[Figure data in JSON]
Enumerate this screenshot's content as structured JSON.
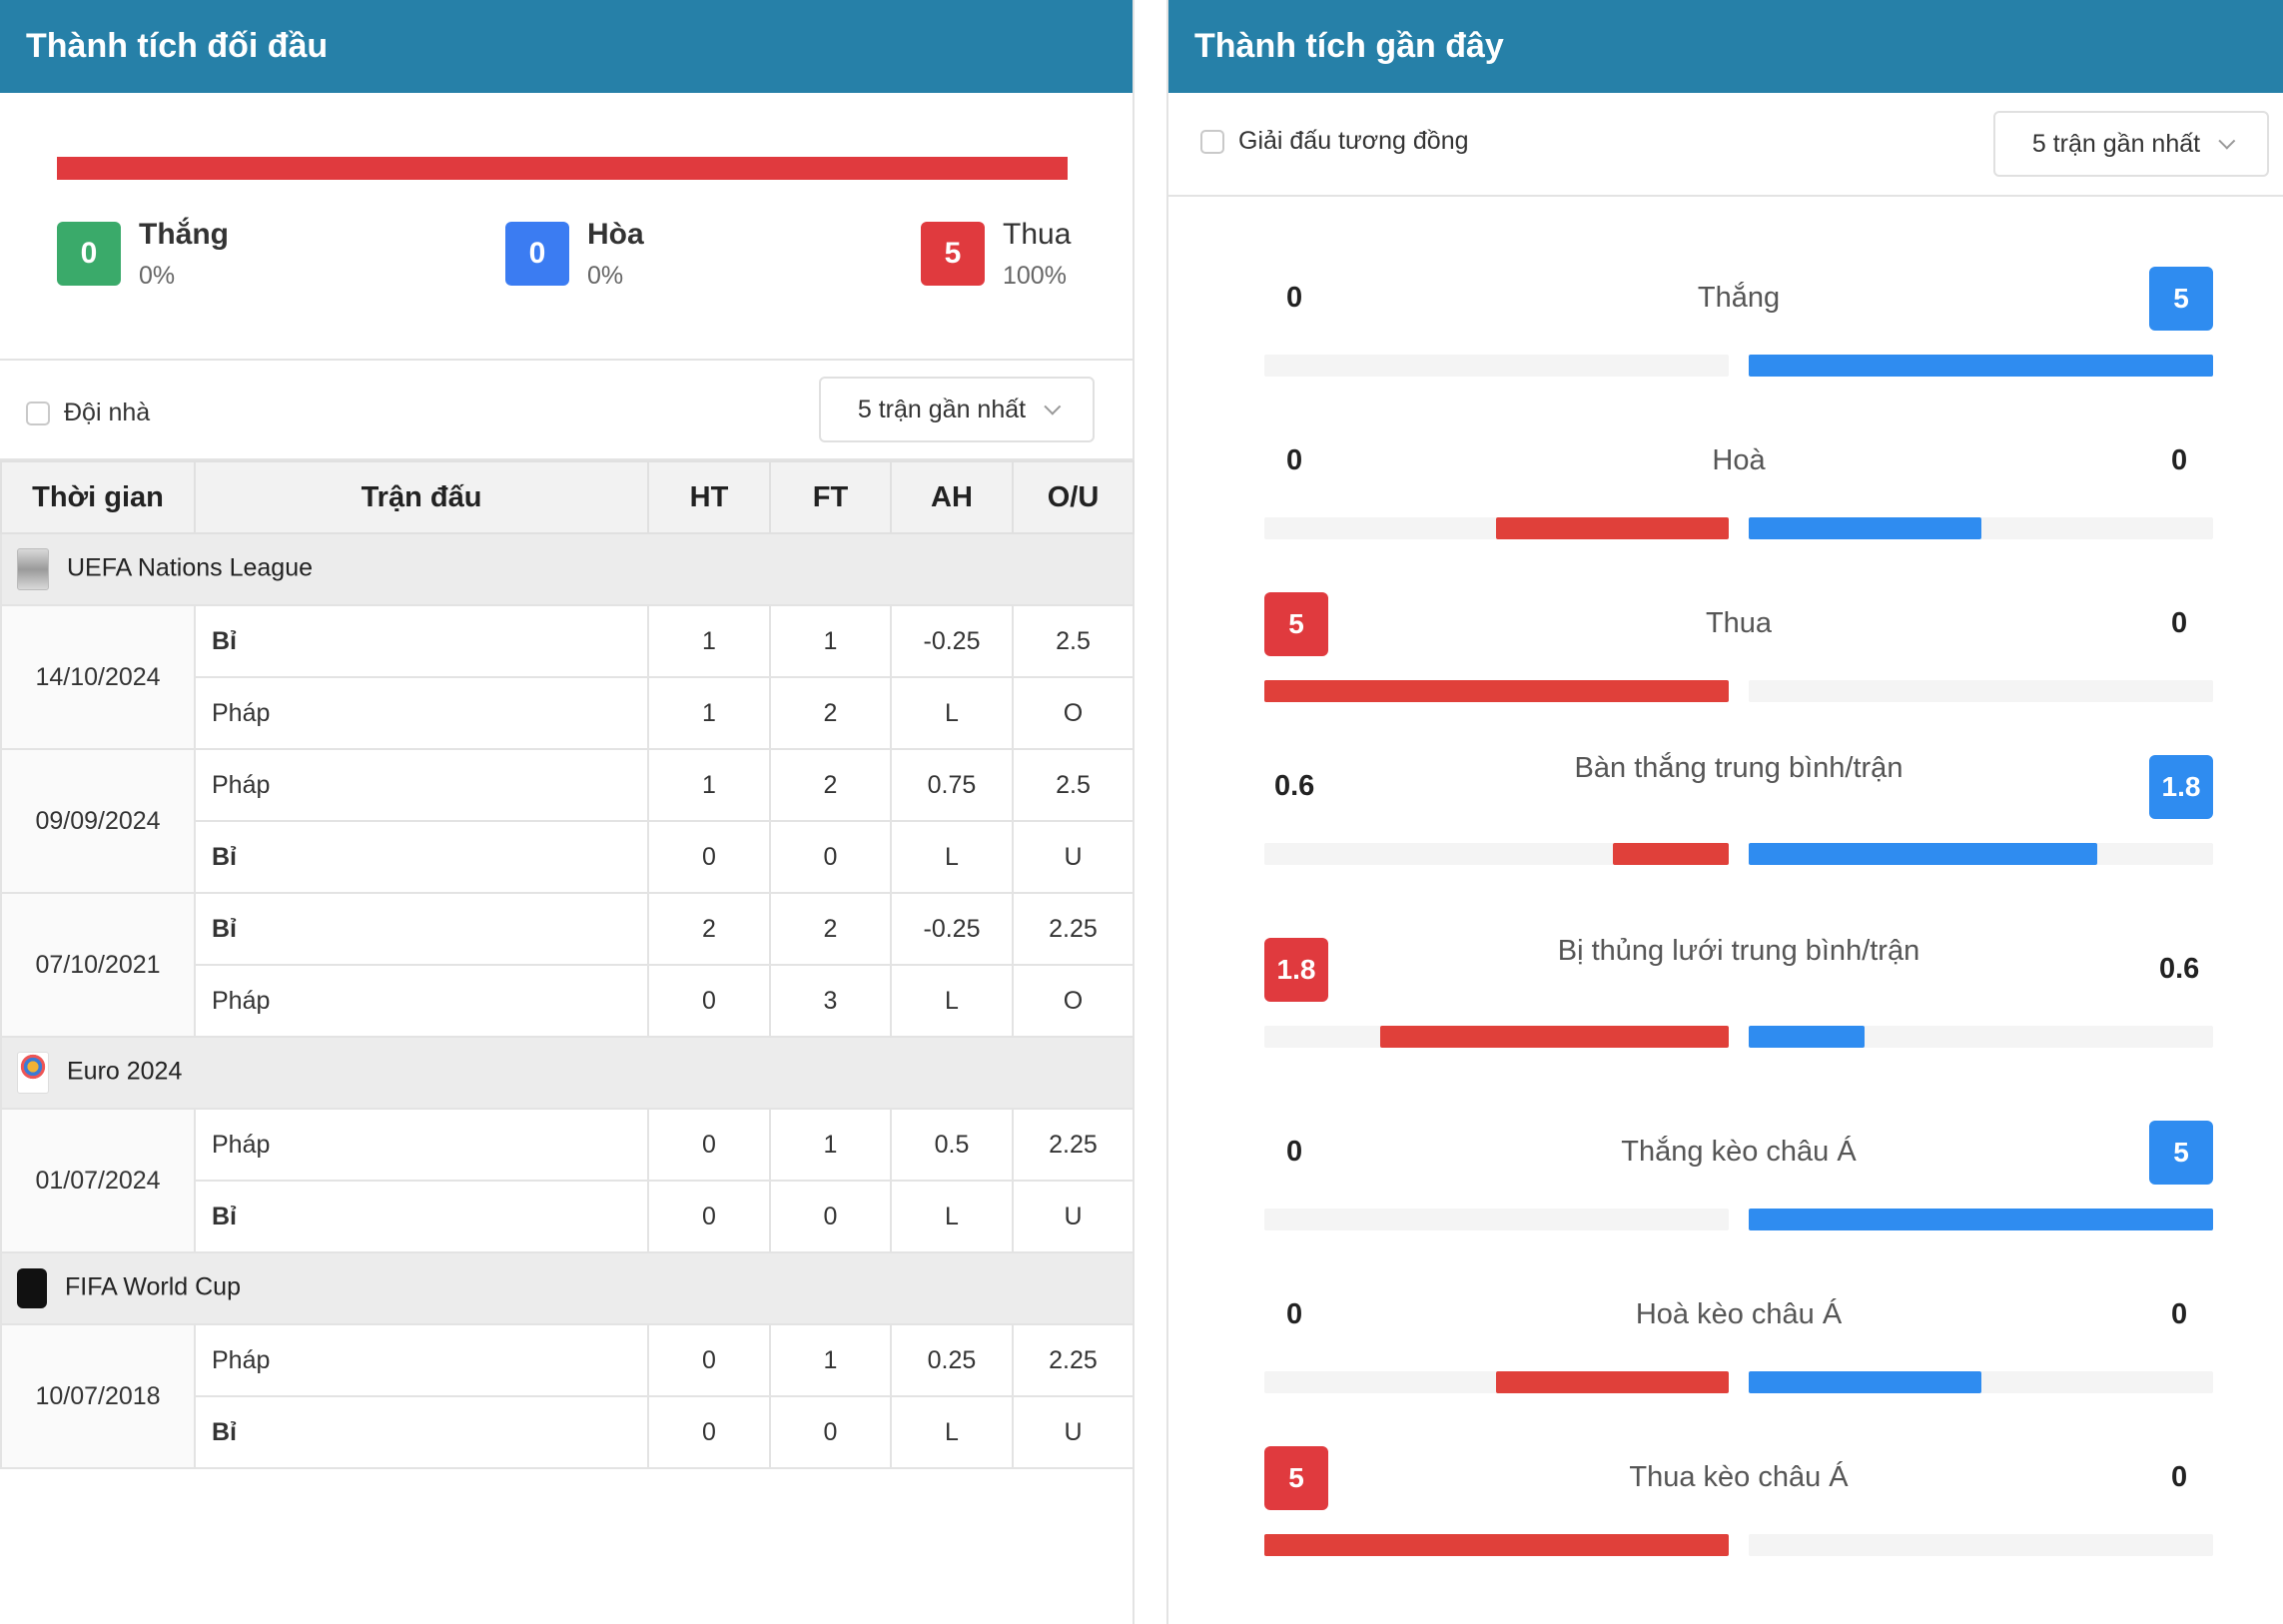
{
  "left": {
    "title": "Thành tích đối đầu",
    "summary": {
      "win": {
        "count": "0",
        "label": "Thắng",
        "pct": "0%"
      },
      "draw": {
        "count": "0",
        "label": "Hòa",
        "pct": "0%"
      },
      "loss": {
        "count": "5",
        "label": "Thua",
        "pct": "100%"
      }
    },
    "home_filter_label": "Đội nhà",
    "select_value": "5 trận gần nhất",
    "columns": [
      "Thời gian",
      "Trận đấu",
      "HT",
      "FT",
      "AH",
      "O/U"
    ],
    "leagues": [
      {
        "name": "UEFA Nations League",
        "icon": "uefa-nations-league-logo",
        "matches": [
          {
            "date": "14/10/2024",
            "rows": [
              {
                "team": "Bỉ",
                "bold": true,
                "ht": "1",
                "ft": "1",
                "ah": "-0.25",
                "ou": "2.5",
                "ah_color": "red",
                "ou_color": "blue"
              },
              {
                "team": "Pháp",
                "bold": false,
                "ht": "1",
                "ft": "2",
                "ah": "L",
                "ou": "O",
                "ah_color": "red",
                "ou_color": "blue"
              }
            ]
          },
          {
            "date": "09/09/2024",
            "rows": [
              {
                "team": "Pháp",
                "bold": false,
                "ht": "1",
                "ft": "2",
                "ah": "0.75",
                "ou": "2.5",
                "ah_color": "red",
                "ou_color": "red"
              },
              {
                "team": "Bỉ",
                "bold": true,
                "ht": "0",
                "ft": "0",
                "ah": "L",
                "ou": "U",
                "ah_color": "red",
                "ou_color": "red"
              }
            ]
          },
          {
            "date": "07/10/2021",
            "rows": [
              {
                "team": "Bỉ",
                "bold": true,
                "ht": "2",
                "ft": "2",
                "ah": "-0.25",
                "ou": "2.25",
                "ah_color": "red",
                "ou_color": "blue"
              },
              {
                "team": "Pháp",
                "bold": false,
                "ht": "0",
                "ft": "3",
                "ah": "L",
                "ou": "O",
                "ah_color": "red",
                "ou_color": "blue"
              }
            ]
          }
        ]
      },
      {
        "name": "Euro 2024",
        "icon": "euro-2024-logo",
        "matches": [
          {
            "date": "01/07/2024",
            "rows": [
              {
                "team": "Pháp",
                "bold": false,
                "ht": "0",
                "ft": "1",
                "ah": "0.5",
                "ou": "2.25",
                "ah_color": "red",
                "ou_color": "red"
              },
              {
                "team": "Bỉ",
                "bold": true,
                "ht": "0",
                "ft": "0",
                "ah": "L",
                "ou": "U",
                "ah_color": "red",
                "ou_color": "red"
              }
            ]
          }
        ]
      },
      {
        "name": "FIFA World Cup",
        "icon": "fifa-world-cup-logo",
        "matches": [
          {
            "date": "10/07/2018",
            "rows": [
              {
                "team": "Pháp",
                "bold": false,
                "ht": "0",
                "ft": "1",
                "ah": "0.25",
                "ou": "2.25",
                "ah_color": "red",
                "ou_color": "red"
              },
              {
                "team": "Bỉ",
                "bold": true,
                "ht": "0",
                "ft": "0",
                "ah": "L",
                "ou": "U",
                "ah_color": "red",
                "ou_color": "red"
              }
            ]
          }
        ]
      }
    ]
  },
  "right": {
    "title": "Thành tích gần đây",
    "filter_label": "Giải đấu tương đồng",
    "select_value": "5 trận gần nhất",
    "stats": [
      {
        "label": "Thắng",
        "left": "0",
        "right": "5",
        "left_badge": false,
        "right_badge": true,
        "left_fill": 0,
        "right_fill": 1
      },
      {
        "label": "Hoà",
        "left": "0",
        "right": "0",
        "left_badge": false,
        "right_badge": false,
        "left_fill": 0.5,
        "right_fill": 0.5
      },
      {
        "label": "Thua",
        "left": "5",
        "right": "0",
        "left_badge": true,
        "right_badge": false,
        "left_fill": 1,
        "right_fill": 0
      },
      {
        "label": "Bàn thắng trung bình/trận",
        "left": "0.6",
        "right": "1.8",
        "left_badge": false,
        "right_badge": true,
        "left_fill": 0.25,
        "right_fill": 0.75
      },
      {
        "label": "Bị thủng lưới trung bình/trận",
        "left": "1.8",
        "right": "0.6",
        "left_badge": true,
        "right_badge": false,
        "left_fill": 0.75,
        "right_fill": 0.25
      },
      {
        "label": "Thắng kèo châu Á",
        "left": "0",
        "right": "5",
        "left_badge": false,
        "right_badge": true,
        "left_fill": 0,
        "right_fill": 1
      },
      {
        "label": "Hoà kèo châu Á",
        "left": "0",
        "right": "0",
        "left_badge": false,
        "right_badge": false,
        "left_fill": 0.5,
        "right_fill": 0.5
      },
      {
        "label": "Thua kèo châu Á",
        "left": "5",
        "right": "0",
        "left_badge": true,
        "right_badge": false,
        "left_fill": 1,
        "right_fill": 0
      }
    ]
  },
  "colors": {
    "header": "#2680a8",
    "win": "#3aaa6a",
    "draw": "#3b7cf2",
    "loss": "#e03a3e",
    "bar_red": "#e0403a",
    "bar_blue": "#2f8cf0"
  }
}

• _INSTRUCTION_: Pictures stay out; repeat all the rest of the records exactly.

• _TASK SOLUTION_:
Enumerate this screenshot's content as structured JSON.
{
  "left": {
    "title": "Thành tích đối đầu",
    "summary": {
      "win": {
        "count": "0",
        "label": "Thắng",
        "pct": "0%"
      },
      "draw": {
        "count": "0",
        "label": "Hòa",
        "pct": "0%"
      },
      "loss": {
        "count": "5",
        "label": "Thua",
        "pct": "100%"
      }
    },
    "home_filter_label": "Đội nhà",
    "select_value": "5 trận gần nhất",
    "columns": [
      "Thời gian",
      "Trận đấu",
      "HT",
      "FT",
      "AH",
      "O/U"
    ],
    "leagues": [
      {
        "name": "UEFA Nations League",
        "icon": "uefa-nations-league-logo",
        "matches": [
          {
            "date": "14/10/2024",
            "rows": [
              {
                "team": "Bỉ",
                "bold": true,
                "ht": "1",
                "ft": "1",
                "ah": "-0.25",
                "ou": "2.5",
                "ah_color": "red",
                "ou_color": "blue"
              },
              {
                "team": "Pháp",
                "bold": false,
                "ht": "1",
                "ft": "2",
                "ah": "L",
                "ou": "O",
                "ah_color": "red",
                "ou_color": "blue"
              }
            ]
          },
          {
            "date": "09/09/2024",
            "rows": [
              {
                "team": "Pháp",
                "bold": false,
                "ht": "1",
                "ft": "2",
                "ah": "0.75",
                "ou": "2.5",
                "ah_color": "red",
                "ou_color": "red"
              },
              {
                "team": "Bỉ",
                "bold": true,
                "ht": "0",
                "ft": "0",
                "ah": "L",
                "ou": "U",
                "ah_color": "red",
                "ou_color": "red"
              }
            ]
          },
          {
            "date": "07/10/2021",
            "rows": [
              {
                "team": "Bỉ",
                "bold": true,
                "ht": "2",
                "ft": "2",
                "ah": "-0.25",
                "ou": "2.25",
                "ah_color": "red",
                "ou_color": "blue"
              },
              {
                "team": "Pháp",
                "bold": false,
                "ht": "0",
                "ft": "3",
                "ah": "L",
                "ou": "O",
                "ah_color": "red",
                "ou_color": "blue"
              }
            ]
          }
        ]
      },
      {
        "name": "Euro 2024",
        "icon": "euro-2024-logo",
        "matches": [
          {
            "date": "01/07/2024",
            "rows": [
              {
                "team": "Pháp",
                "bold": false,
                "ht": "0",
                "ft": "1",
                "ah": "0.5",
                "ou": "2.25",
                "ah_color": "red",
                "ou_color": "red"
              },
              {
                "team": "Bỉ",
                "bold": true,
                "ht": "0",
                "ft": "0",
                "ah": "L",
                "ou": "U",
                "ah_color": "red",
                "ou_color": "red"
              }
            ]
          }
        ]
      },
      {
        "name": "FIFA World Cup",
        "icon": "fifa-world-cup-logo",
        "matches": [
          {
            "date": "10/07/2018",
            "rows": [
              {
                "team": "Pháp",
                "bold": false,
                "ht": "0",
                "ft": "1",
                "ah": "0.25",
                "ou": "2.25",
                "ah_color": "red",
                "ou_color": "red"
              },
              {
                "team": "Bỉ",
                "bold": true,
                "ht": "0",
                "ft": "0",
                "ah": "L",
                "ou": "U",
                "ah_color": "red",
                "ou_color": "red"
              }
            ]
          }
        ]
      }
    ]
  },
  "right": {
    "title": "Thành tích gần đây",
    "filter_label": "Giải đấu tương đồng",
    "select_value": "5 trận gần nhất",
    "stats": [
      {
        "label": "Thắng",
        "left": "0",
        "right": "5",
        "left_badge": false,
        "right_badge": true,
        "left_fill": 0,
        "right_fill": 1
      },
      {
        "label": "Hoà",
        "left": "0",
        "right": "0",
        "left_badge": false,
        "right_badge": false,
        "left_fill": 0.5,
        "right_fill": 0.5
      },
      {
        "label": "Thua",
        "left": "5",
        "right": "0",
        "left_badge": true,
        "right_badge": false,
        "left_fill": 1,
        "right_fill": 0
      },
      {
        "label": "Bàn thắng trung bình/trận",
        "left": "0.6",
        "right": "1.8",
        "left_badge": false,
        "right_badge": true,
        "left_fill": 0.25,
        "right_fill": 0.75
      },
      {
        "label": "Bị thủng lưới trung bình/trận",
        "left": "1.8",
        "right": "0.6",
        "left_badge": true,
        "right_badge": false,
        "left_fill": 0.75,
        "right_fill": 0.25
      },
      {
        "label": "Thắng kèo châu Á",
        "left": "0",
        "right": "5",
        "left_badge": false,
        "right_badge": true,
        "left_fill": 0,
        "right_fill": 1
      },
      {
        "label": "Hoà kèo châu Á",
        "left": "0",
        "right": "0",
        "left_badge": false,
        "right_badge": false,
        "left_fill": 0.5,
        "right_fill": 0.5
      },
      {
        "label": "Thua kèo châu Á",
        "left": "5",
        "right": "0",
        "left_badge": true,
        "right_badge": false,
        "left_fill": 1,
        "right_fill": 0
      }
    ]
  },
  "colors": {
    "header": "#2680a8",
    "win": "#3aaa6a",
    "draw": "#3b7cf2",
    "loss": "#e03a3e",
    "bar_red": "#e0403a",
    "bar_blue": "#2f8cf0"
  }
}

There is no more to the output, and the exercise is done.